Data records

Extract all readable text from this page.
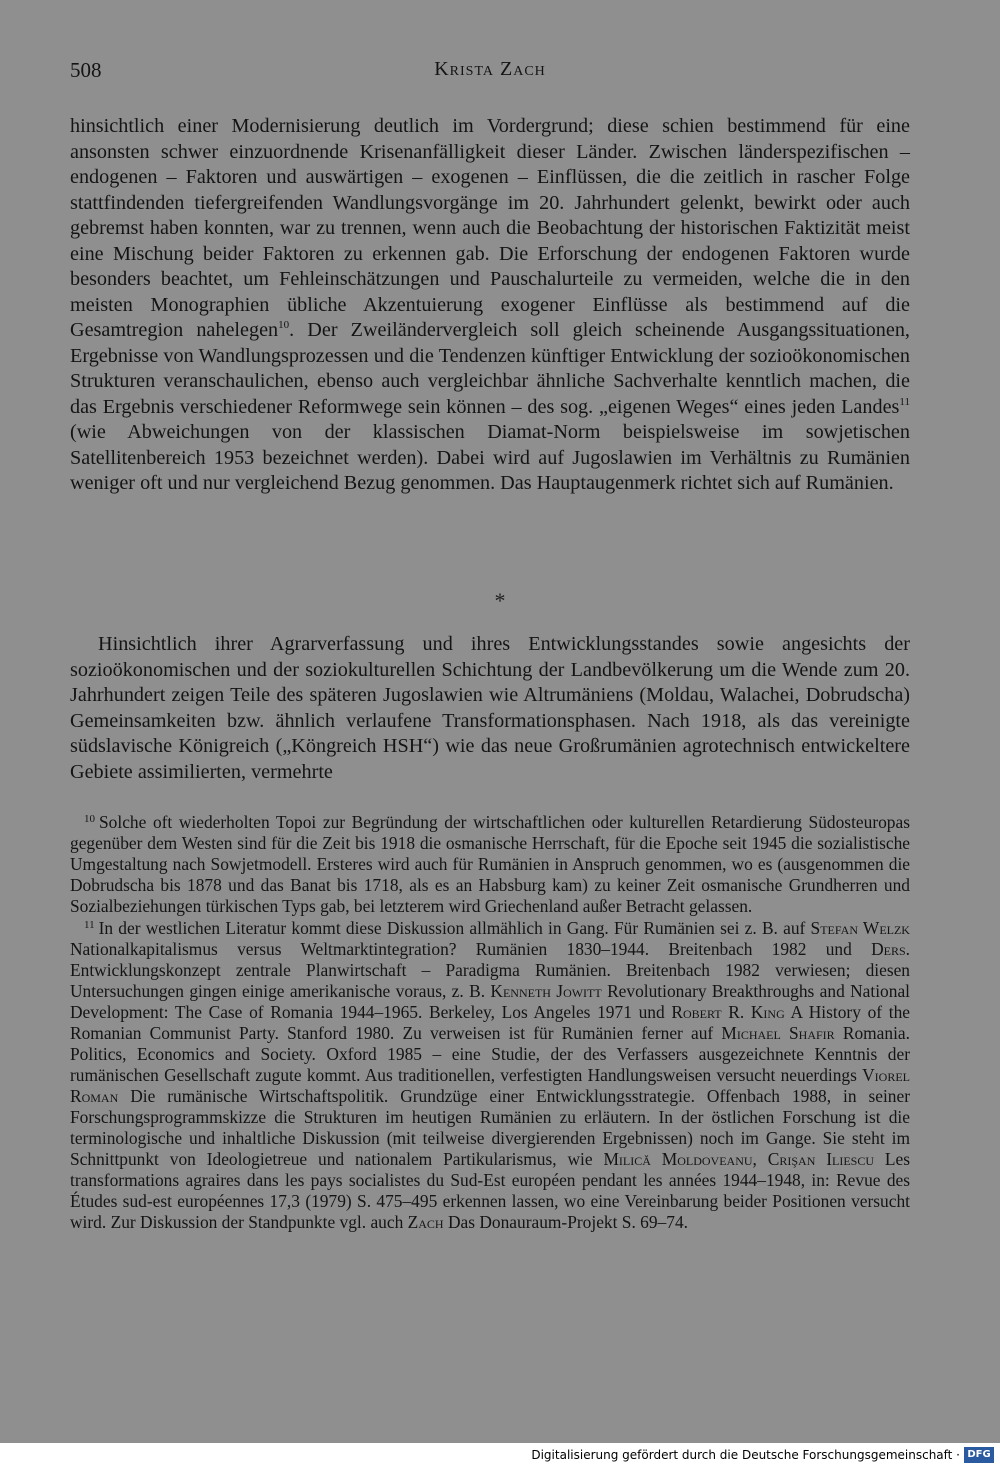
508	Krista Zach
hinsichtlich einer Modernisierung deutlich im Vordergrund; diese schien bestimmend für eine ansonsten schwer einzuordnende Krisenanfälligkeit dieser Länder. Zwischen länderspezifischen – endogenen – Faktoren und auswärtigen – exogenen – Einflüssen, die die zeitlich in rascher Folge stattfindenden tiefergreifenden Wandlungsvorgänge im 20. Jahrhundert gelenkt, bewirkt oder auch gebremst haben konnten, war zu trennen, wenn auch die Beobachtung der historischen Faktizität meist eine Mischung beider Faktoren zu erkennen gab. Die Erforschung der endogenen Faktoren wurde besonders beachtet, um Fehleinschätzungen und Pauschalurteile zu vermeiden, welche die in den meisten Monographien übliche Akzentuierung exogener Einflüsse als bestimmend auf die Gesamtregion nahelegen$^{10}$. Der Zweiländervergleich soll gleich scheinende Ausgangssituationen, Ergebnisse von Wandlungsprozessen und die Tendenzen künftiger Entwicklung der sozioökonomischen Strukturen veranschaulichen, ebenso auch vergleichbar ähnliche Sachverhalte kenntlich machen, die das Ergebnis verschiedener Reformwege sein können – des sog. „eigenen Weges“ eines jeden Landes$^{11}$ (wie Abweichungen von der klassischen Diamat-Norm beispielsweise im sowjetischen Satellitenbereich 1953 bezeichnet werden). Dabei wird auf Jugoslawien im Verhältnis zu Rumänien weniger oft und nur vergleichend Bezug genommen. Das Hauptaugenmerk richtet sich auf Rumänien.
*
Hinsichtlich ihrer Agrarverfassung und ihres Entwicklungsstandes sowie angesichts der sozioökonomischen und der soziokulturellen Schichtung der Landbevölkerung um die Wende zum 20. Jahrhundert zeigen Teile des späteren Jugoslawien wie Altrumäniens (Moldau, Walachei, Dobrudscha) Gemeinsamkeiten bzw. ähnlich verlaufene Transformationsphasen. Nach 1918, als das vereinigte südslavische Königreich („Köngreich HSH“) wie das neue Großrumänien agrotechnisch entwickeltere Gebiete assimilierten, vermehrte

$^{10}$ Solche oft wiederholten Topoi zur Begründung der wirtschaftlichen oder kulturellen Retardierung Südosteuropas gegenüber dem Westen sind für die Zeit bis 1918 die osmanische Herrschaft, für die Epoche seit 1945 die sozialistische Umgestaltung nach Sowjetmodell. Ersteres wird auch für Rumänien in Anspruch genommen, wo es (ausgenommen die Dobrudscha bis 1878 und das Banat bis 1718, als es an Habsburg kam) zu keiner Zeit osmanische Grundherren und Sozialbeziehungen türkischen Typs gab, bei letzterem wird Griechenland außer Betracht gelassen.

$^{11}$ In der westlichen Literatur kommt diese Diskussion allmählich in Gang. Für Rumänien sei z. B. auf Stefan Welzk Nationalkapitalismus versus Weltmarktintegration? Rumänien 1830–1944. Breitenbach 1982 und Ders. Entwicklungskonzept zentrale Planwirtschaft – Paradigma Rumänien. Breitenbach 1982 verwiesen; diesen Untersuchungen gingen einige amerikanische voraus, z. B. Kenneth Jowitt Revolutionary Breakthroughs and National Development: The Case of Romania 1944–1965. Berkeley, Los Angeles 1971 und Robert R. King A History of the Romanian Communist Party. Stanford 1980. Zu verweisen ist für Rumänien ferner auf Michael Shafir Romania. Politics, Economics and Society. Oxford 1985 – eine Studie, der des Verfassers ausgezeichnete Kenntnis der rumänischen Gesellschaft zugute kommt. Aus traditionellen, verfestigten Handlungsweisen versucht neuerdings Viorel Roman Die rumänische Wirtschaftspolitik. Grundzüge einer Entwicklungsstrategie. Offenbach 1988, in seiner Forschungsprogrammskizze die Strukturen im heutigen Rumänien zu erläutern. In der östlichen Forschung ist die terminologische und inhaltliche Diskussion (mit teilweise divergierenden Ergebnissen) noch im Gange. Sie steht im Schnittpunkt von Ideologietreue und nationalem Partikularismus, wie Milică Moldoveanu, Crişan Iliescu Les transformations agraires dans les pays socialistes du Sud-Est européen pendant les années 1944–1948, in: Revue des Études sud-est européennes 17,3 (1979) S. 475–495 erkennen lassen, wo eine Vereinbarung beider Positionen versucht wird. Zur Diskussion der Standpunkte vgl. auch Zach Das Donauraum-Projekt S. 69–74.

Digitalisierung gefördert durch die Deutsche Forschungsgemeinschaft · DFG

*DIRECTIONS*
All pictures are to be dropped, and the records above returned exactly.

*RESPONSE TO THIS TASK*
Extract all readable text from this page.
508	Krista Zach
hinsichtlich einer Modernisierung deutlich im Vordergrund; diese schien bestimmend für eine ansonsten schwer einzuordnende Krisenanfälligkeit dieser Länder. Zwischen länderspezifischen – endogenen – Faktoren und auswärtigen – exogenen – Einflüssen, die die zeitlich in rascher Folge stattfindenden tiefergreifenden Wandlungsvorgänge im 20. Jahrhundert gelenkt, bewirkt oder auch gebremst haben konnten, war zu trennen, wenn auch die Beobachtung der historischen Faktizität meist eine Mischung beider Faktoren zu erkennen gab. Die Erforschung der endogenen Faktoren wurde besonders beachtet, um Fehleinschätzungen und Pauschalurteile zu vermeiden, welche die in den meisten Monographien übliche Akzentuierung exogener Einflüsse als bestimmend auf die Gesamtregion nahelegen$^{10}$. Der Zweiländervergleich soll gleich scheinende Ausgangssituationen, Ergebnisse von Wandlungsprozessen und die Tendenzen künftiger Entwicklung der sozioökonomischen Strukturen veranschaulichen, ebenso auch vergleichbar ähnliche Sachverhalte kenntlich machen, die das Ergebnis verschiedener Reformwege sein können – des sog. „eigenen Weges“ eines jeden Landes$^{11}$ (wie Abweichungen von der klassischen Diamat-Norm beispielsweise im sowjetischen Satellitenbereich 1953 bezeichnet werden). Dabei wird auf Jugoslawien im Verhältnis zu Rumänien weniger oft und nur vergleichend Bezug genommen. Das Hauptaugenmerk richtet sich auf Rumänien.
*
Hinsichtlich ihrer Agrarverfassung und ihres Entwicklungsstandes sowie angesichts der sozioökonomischen und der soziokulturellen Schichtung der Landbevölkerung um die Wende zum 20. Jahrhundert zeigen Teile des späteren Jugoslawien wie Altrumäniens (Moldau, Walachei, Dobrudscha) Gemeinsamkeiten bzw. ähnlich verlaufene Transformationsphasen. Nach 1918, als das vereinigte südslavische Königreich („Köngreich HSH“) wie das neue Großrumänien agrotechnisch entwickeltere Gebiete assimilierten, vermehrte

$^{10}$ Solche oft wiederholten Topoi zur Begründung der wirtschaftlichen oder kulturellen Retardierung Südosteuropas gegenüber dem Westen sind für die Zeit bis 1918 die osmanische Herrschaft, für die Epoche seit 1945 die sozialistische Umgestaltung nach Sowjetmodell. Ersteres wird auch für Rumänien in Anspruch genommen, wo es (ausgenommen die Dobrudscha bis 1878 und das Banat bis 1718, als es an Habsburg kam) zu keiner Zeit osmanische Grundherren und Sozialbeziehungen türkischen Typs gab, bei letzterem wird Griechenland außer Betracht gelassen.

$^{11}$ In der westlichen Literatur kommt diese Diskussion allmählich in Gang. Für Rumänien sei z. B. auf Stefan Welzk Nationalkapitalismus versus Weltmarktintegration? Rumänien 1830–1944. Breitenbach 1982 und Ders. Entwicklungskonzept zentrale Planwirtschaft – Paradigma Rumänien. Breitenbach 1982 verwiesen; diesen Untersuchungen gingen einige amerikanische voraus, z. B. Kenneth Jowitt Revolutionary Breakthroughs and National Development: The Case of Romania 1944–1965. Berkeley, Los Angeles 1971 und Robert R. King A History of the Romanian Communist Party. Stanford 1980. Zu verweisen ist für Rumänien ferner auf Michael Shafir Romania. Politics, Economics and Society. Oxford 1985 – eine Studie, der des Verfassers ausgezeichnete Kenntnis der rumänischen Gesellschaft zugute kommt. Aus traditionellen, verfestigten Handlungsweisen versucht neuerdings Viorel Roman Die rumänische Wirtschaftspolitik. Grundzüge einer Entwicklungsstrategie. Offenbach 1988, in seiner Forschungsprogrammskizze die Strukturen im heutigen Rumänien zu erläutern. In der östlichen Forschung ist die terminologische und inhaltliche Diskussion (mit teilweise divergierenden Ergebnissen) noch im Gange. Sie steht im Schnittpunkt von Ideologietreue und nationalem Partikularismus, wie Milică Moldoveanu, Crişan Iliescu Les transformations agraires dans les pays socialistes du Sud-Est européen pendant les années 1944–1948, in: Revue des Études sud-est européennes 17,3 (1979) S. 475–495 erkennen lassen, wo eine Vereinbarung beider Positionen versucht wird. Zur Diskussion der Standpunkte vgl. auch Zach Das Donauraum-Projekt S. 69–74.

Digitalisierung gefördert durch die Deutsche Forschungsgemeinschaft · DFG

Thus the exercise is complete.